Information given >>

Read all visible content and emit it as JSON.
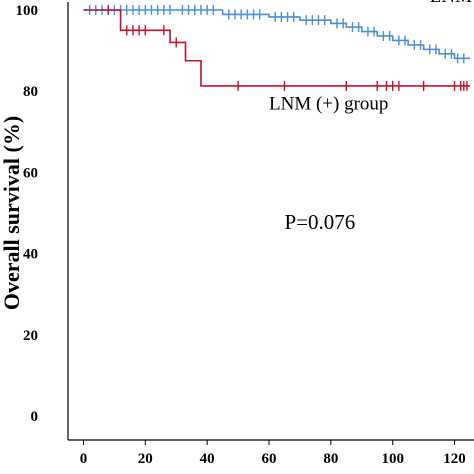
{
  "chart_data": {
    "type": "line",
    "title": "",
    "xlabel": "",
    "ylabel": "Overall survival (%)",
    "xlim": [
      -5,
      125
    ],
    "ylim": [
      0,
      100
    ],
    "x_ticks": [
      0,
      20,
      40,
      60,
      80,
      100,
      120
    ],
    "y_ticks": [
      0,
      20,
      40,
      60,
      80,
      100
    ],
    "grid": false,
    "series": [
      {
        "name": "LNM (-) group",
        "color": "#4a90d9",
        "step": true,
        "x": [
          0,
          30,
          45,
          60,
          70,
          80,
          85,
          90,
          95,
          100,
          105,
          110,
          115,
          120,
          125
        ],
        "y": [
          100,
          100,
          98.9,
          98.3,
          97.5,
          96.7,
          95.8,
          94.7,
          93.6,
          92.5,
          91.4,
          90.3,
          89.2,
          88.1,
          88.1
        ],
        "censor_x": [
          2,
          4,
          6,
          8,
          10,
          12,
          14,
          16,
          18,
          20,
          22,
          24,
          26,
          28,
          32,
          34,
          36,
          38,
          40,
          42,
          47,
          49,
          51,
          53,
          55,
          57,
          62,
          64,
          66,
          68,
          72,
          74,
          76,
          78,
          82,
          84,
          87,
          89,
          92,
          94,
          97,
          99,
          102,
          104,
          107,
          109,
          112,
          114,
          117,
          119,
          121,
          123
        ]
      },
      {
        "name": "LNM (+) group",
        "color": "#c8102e",
        "step": true,
        "x": [
          0,
          10,
          12,
          22,
          28,
          33,
          38,
          125
        ],
        "y": [
          100,
          100,
          95,
          95,
          92,
          87.5,
          81.3,
          81.3
        ],
        "censor_x": [
          8,
          14,
          16,
          18,
          20,
          26,
          30,
          50,
          65,
          85,
          95,
          98,
          100,
          102,
          110,
          120,
          122,
          123,
          124
        ]
      }
    ],
    "annotations": [
      {
        "text": "LNM (-) group",
        "x": 112,
        "y": 102
      },
      {
        "text": "LNM (+) group",
        "x": 60,
        "y": 75.5
      },
      {
        "text": "P=0.076",
        "x": 65,
        "y": 46
      }
    ]
  }
}
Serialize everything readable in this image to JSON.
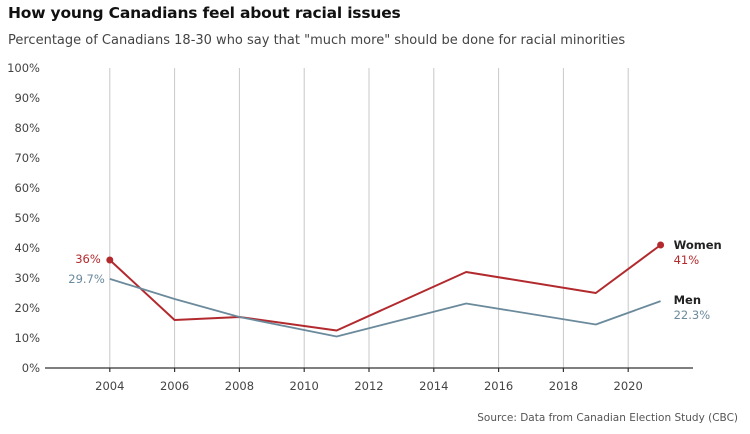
{
  "header": {
    "title": "How young Canadians feel about racial issues",
    "subtitle": "Percentage of Canadians 18-30 who say that \"much more\" should be done for racial minorities"
  },
  "source": "Source: Data from Canadian Election Study (CBC)",
  "colors": {
    "women": "#b22a2e",
    "men": "#6b8a9c"
  },
  "chart_data": {
    "type": "line",
    "title": "How young Canadians feel about racial issues",
    "subtitle": "Percentage of Canadians 18-30 who say that \"much more\" should be done for racial minorities",
    "xlabel": "",
    "ylabel": "",
    "xlim": [
      2002,
      2022
    ],
    "ylim": [
      0,
      100
    ],
    "xticks": [
      2004,
      2006,
      2008,
      2010,
      2012,
      2014,
      2016,
      2018,
      2020
    ],
    "yticks": [
      "0%",
      "10%",
      "20%",
      "30%",
      "40%",
      "50%",
      "60%",
      "70%",
      "80%",
      "90%",
      "100%"
    ],
    "grid": "vertical",
    "series": [
      {
        "name": "Women",
        "x": [
          2004,
          2006,
          2008,
          2011,
          2015,
          2019,
          2021
        ],
        "values": [
          36,
          16,
          17,
          12.5,
          32,
          25,
          41
        ],
        "start_label": "36%",
        "end_label": "41%"
      },
      {
        "name": "Men",
        "x": [
          2004,
          2006,
          2008,
          2011,
          2015,
          2019,
          2021
        ],
        "values": [
          29.7,
          23,
          17,
          10.5,
          21.5,
          14.5,
          22.3
        ],
        "start_label": "29.7%",
        "end_label": "22.3%"
      }
    ]
  }
}
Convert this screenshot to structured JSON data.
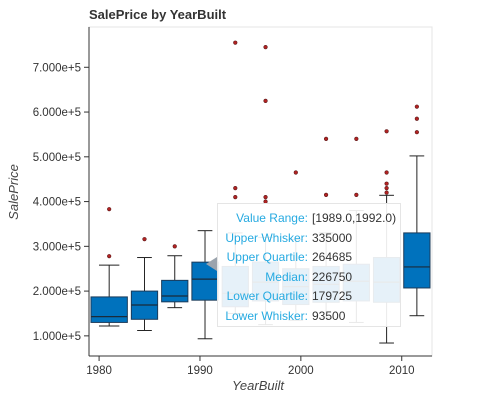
{
  "chart_data": {
    "type": "box",
    "title": "SalePrice by YearBuilt",
    "xlabel": "YearBuilt",
    "ylabel": "SalePrice",
    "xlim": [
      1979,
      2013
    ],
    "ylim": [
      55000,
      790000
    ],
    "xticks": [
      1980,
      1990,
      2000,
      2010
    ],
    "yticks": [
      100000,
      200000,
      300000,
      400000,
      500000,
      600000,
      700000
    ],
    "ytick_labels": [
      "1.000e+5",
      "2.000e+5",
      "3.000e+5",
      "4.000e+5",
      "5.000e+5",
      "6.000e+5",
      "7.000e+5"
    ],
    "box_color": "#0072bd",
    "outlier_color": "#b22222",
    "boxes": [
      {
        "range": [
          1979,
          1983
        ],
        "whisker_low": 122000,
        "q1": 130000,
        "median": 143000,
        "q3": 187000,
        "whisker_high": 258000,
        "outliers": [
          278000,
          383000
        ]
      },
      {
        "range": [
          1983,
          1986
        ],
        "whisker_low": 112000,
        "q1": 137000,
        "median": 169000,
        "q3": 200000,
        "whisker_high": 275000,
        "outliers": [
          316000
        ]
      },
      {
        "range": [
          1986,
          1989
        ],
        "whisker_low": 163000,
        "q1": 176000,
        "median": 189000,
        "q3": 224000,
        "whisker_high": 279000,
        "outliers": [
          300000
        ]
      },
      {
        "range": [
          1989,
          1992
        ],
        "whisker_low": 93500,
        "q1": 179725,
        "median": 226750,
        "q3": 264685,
        "whisker_high": 335000,
        "outliers": []
      },
      {
        "range": [
          1992,
          1995
        ],
        "whisker_low": 150000,
        "q1": 165000,
        "median": 195000,
        "q3": 255000,
        "whisker_high": 330000,
        "outliers": [
          410000,
          430000,
          755000
        ]
      },
      {
        "range": [
          1995,
          1998
        ],
        "whisker_low": 125000,
        "q1": 178000,
        "median": 220000,
        "q3": 265000,
        "whisker_high": 320000,
        "outliers": [
          400000,
          410000,
          625000,
          745000
        ]
      },
      {
        "range": [
          1998,
          2001
        ],
        "whisker_low": 135000,
        "q1": 170000,
        "median": 210000,
        "q3": 250000,
        "whisker_high": 315000,
        "outliers": [
          465000
        ]
      },
      {
        "range": [
          2001,
          2004
        ],
        "whisker_low": 140000,
        "q1": 175000,
        "median": 215000,
        "q3": 255000,
        "whisker_high": 330000,
        "outliers": [
          415000,
          540000
        ]
      },
      {
        "range": [
          2004,
          2007
        ],
        "whisker_low": 130000,
        "q1": 178000,
        "median": 222000,
        "q3": 260000,
        "whisker_high": 380000,
        "outliers": [
          415000,
          540000
        ]
      },
      {
        "range": [
          2007,
          2010
        ],
        "whisker_low": 84000,
        "q1": 175000,
        "median": 220000,
        "q3": 275000,
        "whisker_high": 414000,
        "outliers": [
          420000,
          430000,
          440000,
          465000,
          557000
        ]
      },
      {
        "range": [
          2010,
          2013
        ],
        "whisker_low": 145000,
        "q1": 207000,
        "median": 254000,
        "q3": 330000,
        "whisker_high": 502000,
        "outliers": [
          555000,
          585000,
          612000
        ]
      }
    ]
  },
  "tooltip": {
    "rows": [
      {
        "label": "Value Range:",
        "value": "[1989.0,1992.0)"
      },
      {
        "label": "Upper Whisker:",
        "value": "335000"
      },
      {
        "label": "Upper Quartile:",
        "value": "264685"
      },
      {
        "label": "Median:",
        "value": "226750"
      },
      {
        "label": "Lower Quartile:",
        "value": "179725"
      },
      {
        "label": "Lower Whisker:",
        "value": "93500"
      }
    ]
  }
}
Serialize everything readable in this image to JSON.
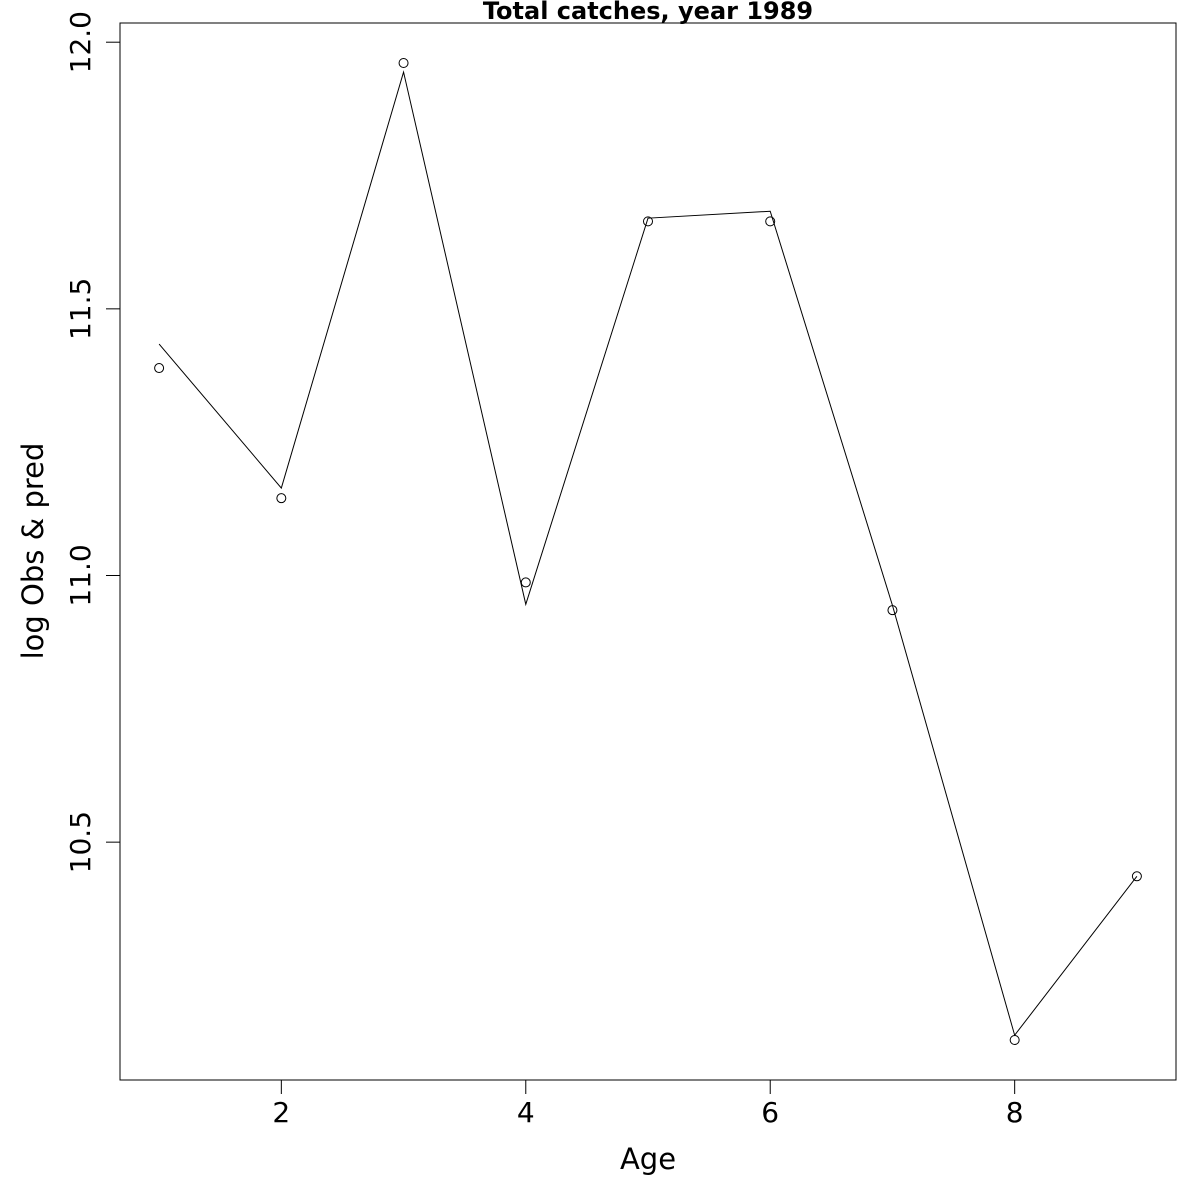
{
  "chart_data": {
    "type": "line",
    "title": "Total catches, year 1989",
    "x_label": "Age",
    "y_label": "log Obs & pred",
    "x": [
      1,
      2,
      3,
      4,
      5,
      6,
      7,
      8,
      9
    ],
    "series": [
      {
        "color": "#000000",
        "marker": "circle",
        "line": false,
        "values": [
          11.389,
          11.145,
          11.961,
          10.987,
          11.664,
          11.664,
          10.935,
          10.129,
          10.436
        ]
      },
      {
        "color": "#000000",
        "marker": "none",
        "line": true,
        "values": [
          11.434,
          11.164,
          11.944,
          10.946,
          11.67,
          11.683,
          10.944,
          10.138,
          10.436
        ]
      }
    ],
    "xlim": [
      0.68,
      9.32
    ],
    "ylim": [
      10.054,
      12.036
    ],
    "xticks": [
      2,
      4,
      6,
      8
    ],
    "yticks": [
      10.5,
      {
        "value": 11,
        "label": "11.0"
      },
      11.5,
      {
        "value": 12,
        "label": "12.0"
      }
    ],
    "grid": false
  }
}
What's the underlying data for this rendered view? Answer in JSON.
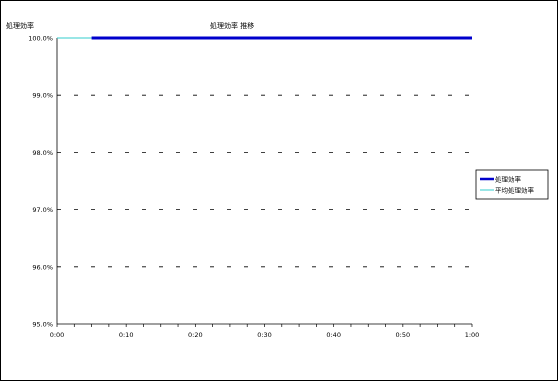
{
  "chart_data": {
    "type": "line",
    "title": "処理効率 推移",
    "ylabel": "処理効率",
    "xlabel": "",
    "x_ticks": [
      "0:00",
      "0:10",
      "0:20",
      "0:30",
      "0:40",
      "0:50",
      "1:00"
    ],
    "y_ticks": [
      "95.0%",
      "96.0%",
      "97.0%",
      "98.0%",
      "99.0%",
      "100.0%"
    ],
    "xlim": [
      0,
      60
    ],
    "ylim": [
      95.0,
      100.0
    ],
    "grid": "horizontal-dashed",
    "legend_position": "right",
    "series": [
      {
        "name": "処理効率",
        "color": "#0000cc",
        "x": [
          5,
          60
        ],
        "y": [
          100.0,
          100.0
        ]
      },
      {
        "name": "平均処理効率",
        "color": "#33cccc",
        "x": [
          0,
          60
        ],
        "y": [
          100.0,
          100.0
        ]
      }
    ]
  }
}
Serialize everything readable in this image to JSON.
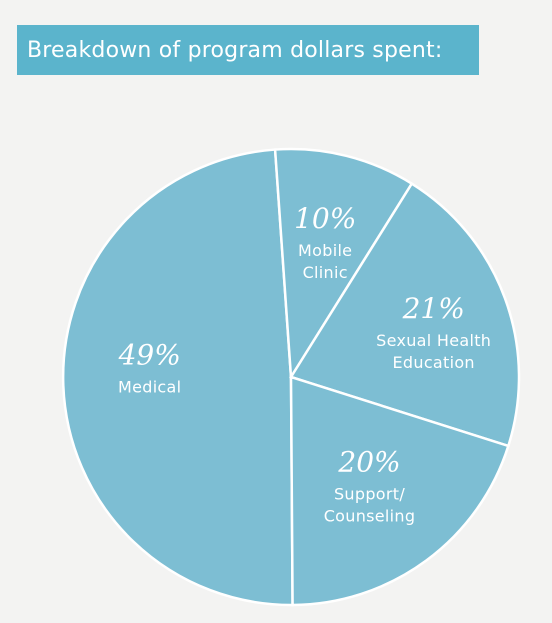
{
  "title": "Breakdown of program dollars spent:",
  "colors": {
    "title_bg": "#5bb4cc",
    "slice_fill": "#7dbed3",
    "slice_stroke": "#ffffff",
    "background": "#f3f3f2",
    "text": "#ffffff"
  },
  "chart_data": {
    "type": "pie",
    "title": "Breakdown of program dollars spent:",
    "start": "12 o'clock",
    "direction": "clockwise",
    "slices": [
      {
        "value": 49,
        "percent_label": "49%",
        "label_lines": [
          "Medical"
        ]
      },
      {
        "value": 10,
        "percent_label": "10%",
        "label_lines": [
          "Mobile",
          "Clinic"
        ]
      },
      {
        "value": 21,
        "percent_label": "21%",
        "label_lines": [
          "Sexual Health",
          "Education"
        ]
      },
      {
        "value": 20,
        "percent_label": "20%",
        "label_lines": [
          "Support/",
          "Counseling"
        ]
      }
    ]
  }
}
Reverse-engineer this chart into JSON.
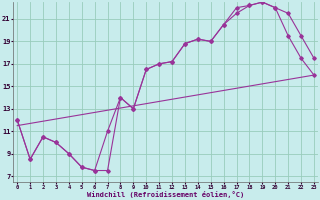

Short exercise >> Check every line of the listing for the string "minorities" and report how many lines have it, as a number alone.

Answer below >> 2